__Problem__
Name every single mentioned in the Dane Rumble biography, counting both Fast Crew releases and solo releases.

Dane Aaron Rumble (born 9 February 1982) is a New Zealand recording artist. He is a former member of New Zealand hip hop group, Fast Crew.

Background
Rumble was born in Kirwee, Canterbury, and received his secondary education at St Peter's College, Auckland.

Music career

Fast Crew: 1999–2009

Rumble started out in 1999 as the co-founder, writer and co-producer of New Zealand Hip-Hop act Fast Crew. Their debut single "I Got" peaked at number four in the RIANZ New Zealand Singles Chart, and their debut album Set the Record Straight peaked number 11 on the Album Chart. The album produced another two top ten singles, "It's the Incredible" and "Suburbia Streets". In 2008 they released their second album Truth, Lies & Red Tape.
In early 2009 the group disbanded amicably with Rumble pursuing a solo career. He describes his music as "a brand new New Zealand sound".

Dane currently resides in Sydney and extensively tours both Australia and New Zealand.

Solo career

2009–2011: The Experiment
In March 2009, Rumble released his first solo single "Always Be Here". The track debuted on the RIANZ New Zealand Singles Chart at number 33 and peaked at number 13. The single was later certified gold status for selling over 7,500 copies digitally. A second single, "Don't Know What to Do", was released in July, and after a nationwide radio tour, funded by New Zealand On Air, the single reached number 10 on the chart, becoming his first top 10 single as a solo artist.

__Source data__

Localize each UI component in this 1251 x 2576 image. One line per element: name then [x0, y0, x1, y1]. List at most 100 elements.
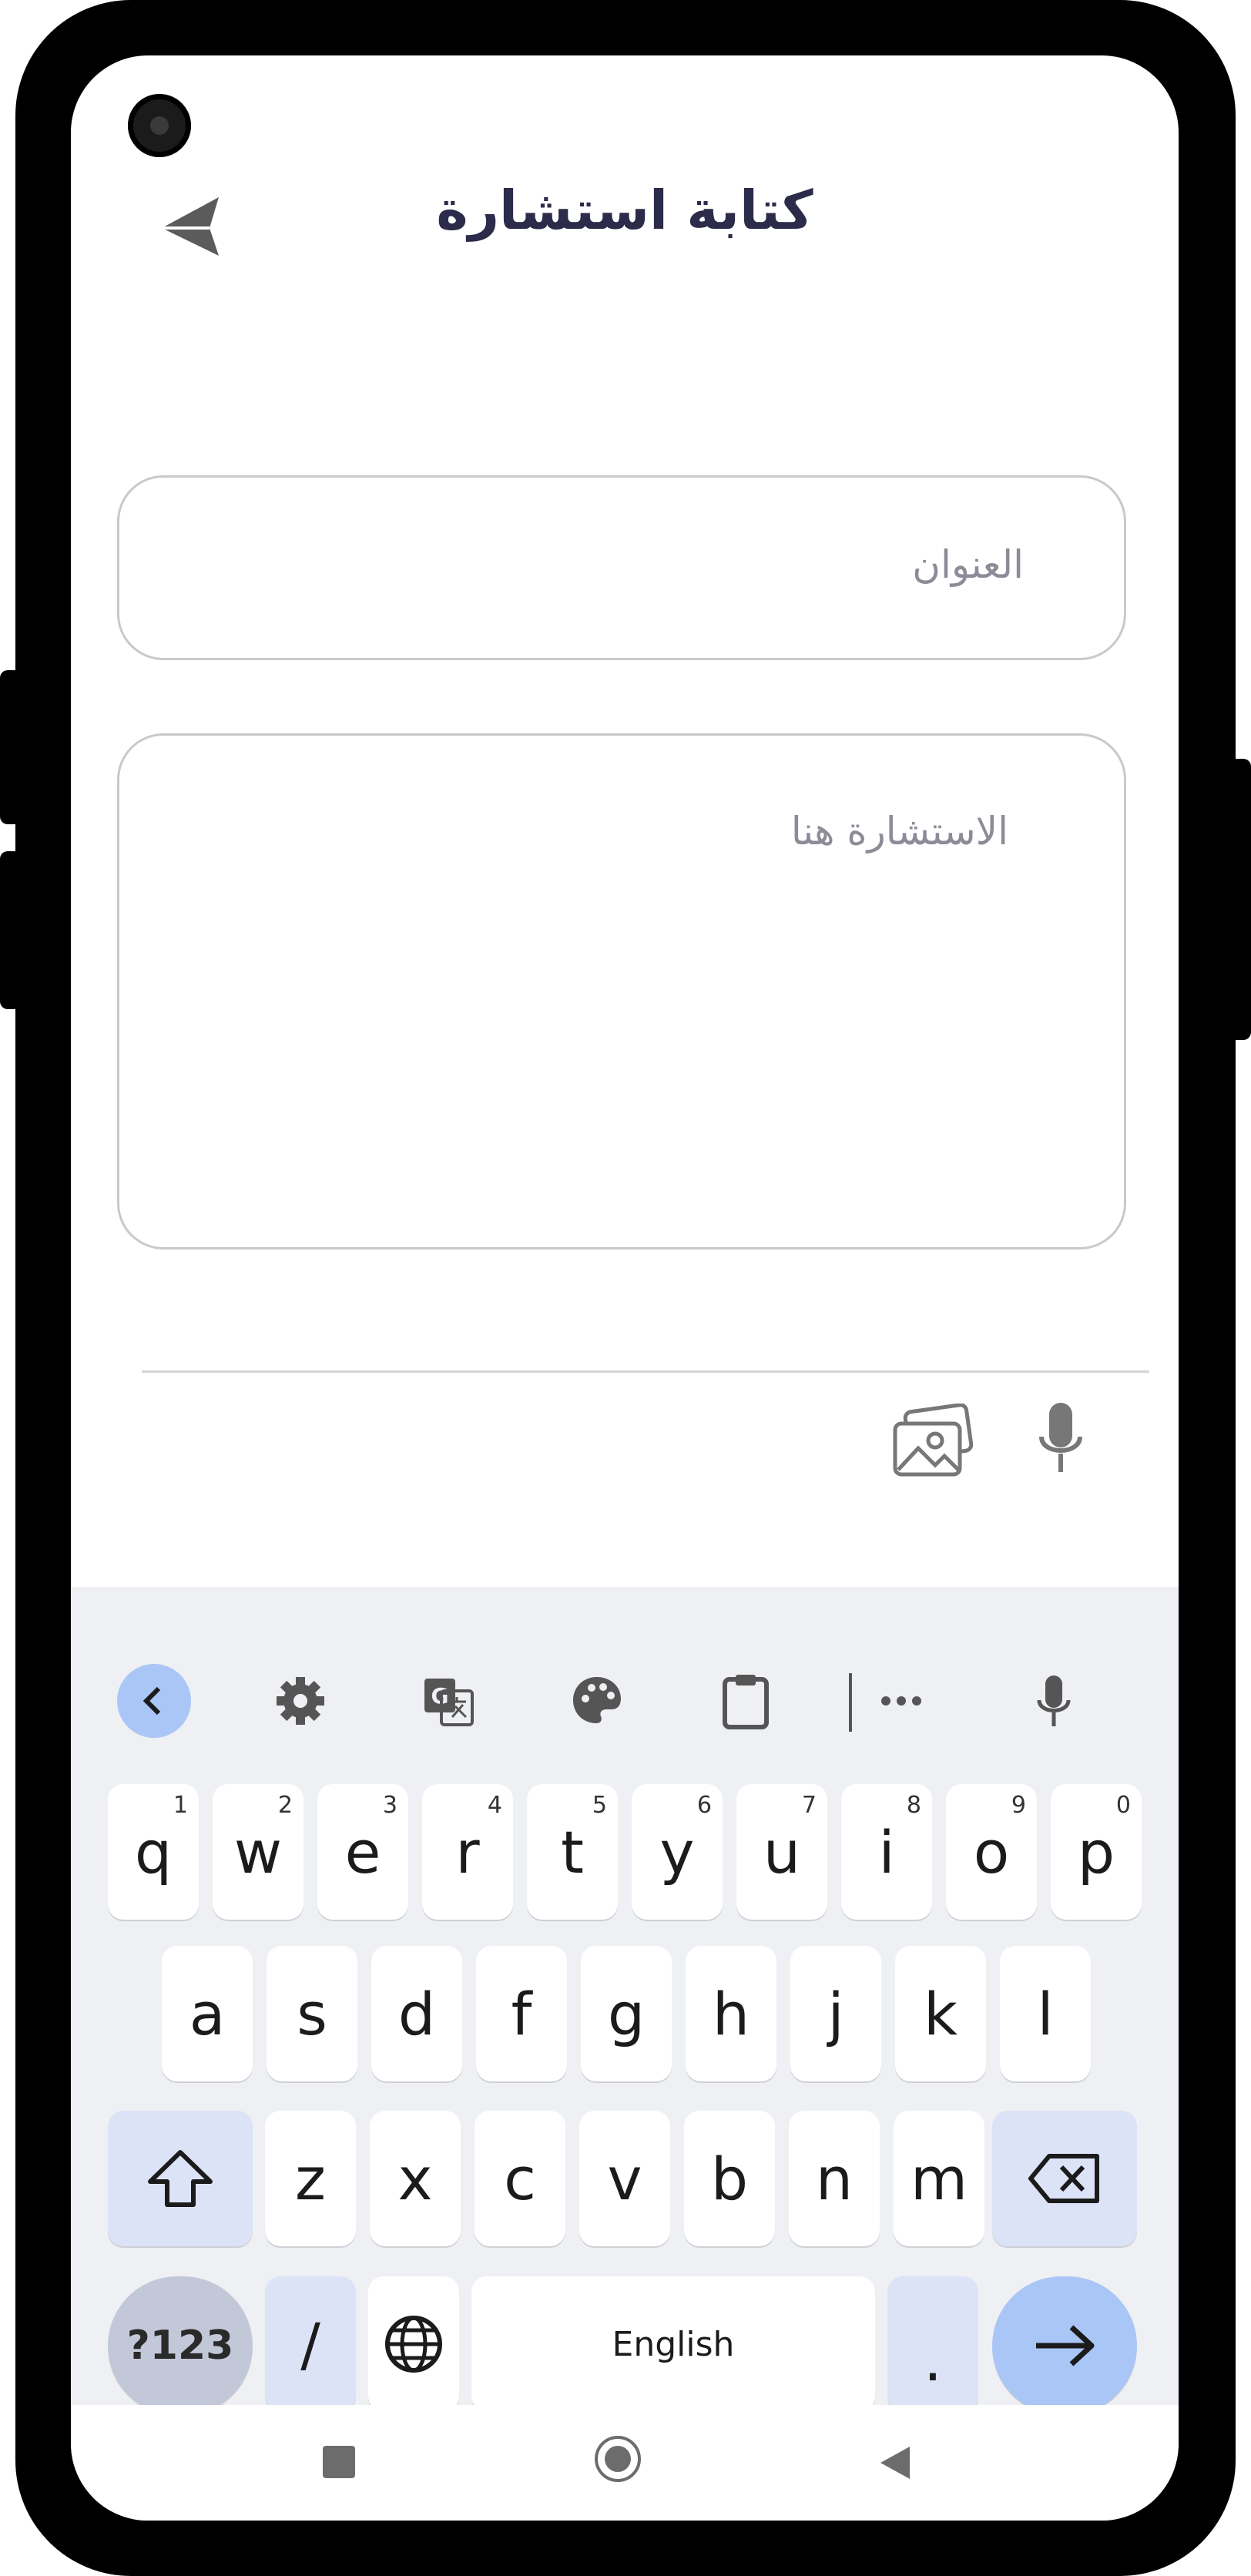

__Complete output__
"I Got"
"It's the Incredible"
"Suburbia Streets"
"Always Be Here"
"Don't Know What to Do"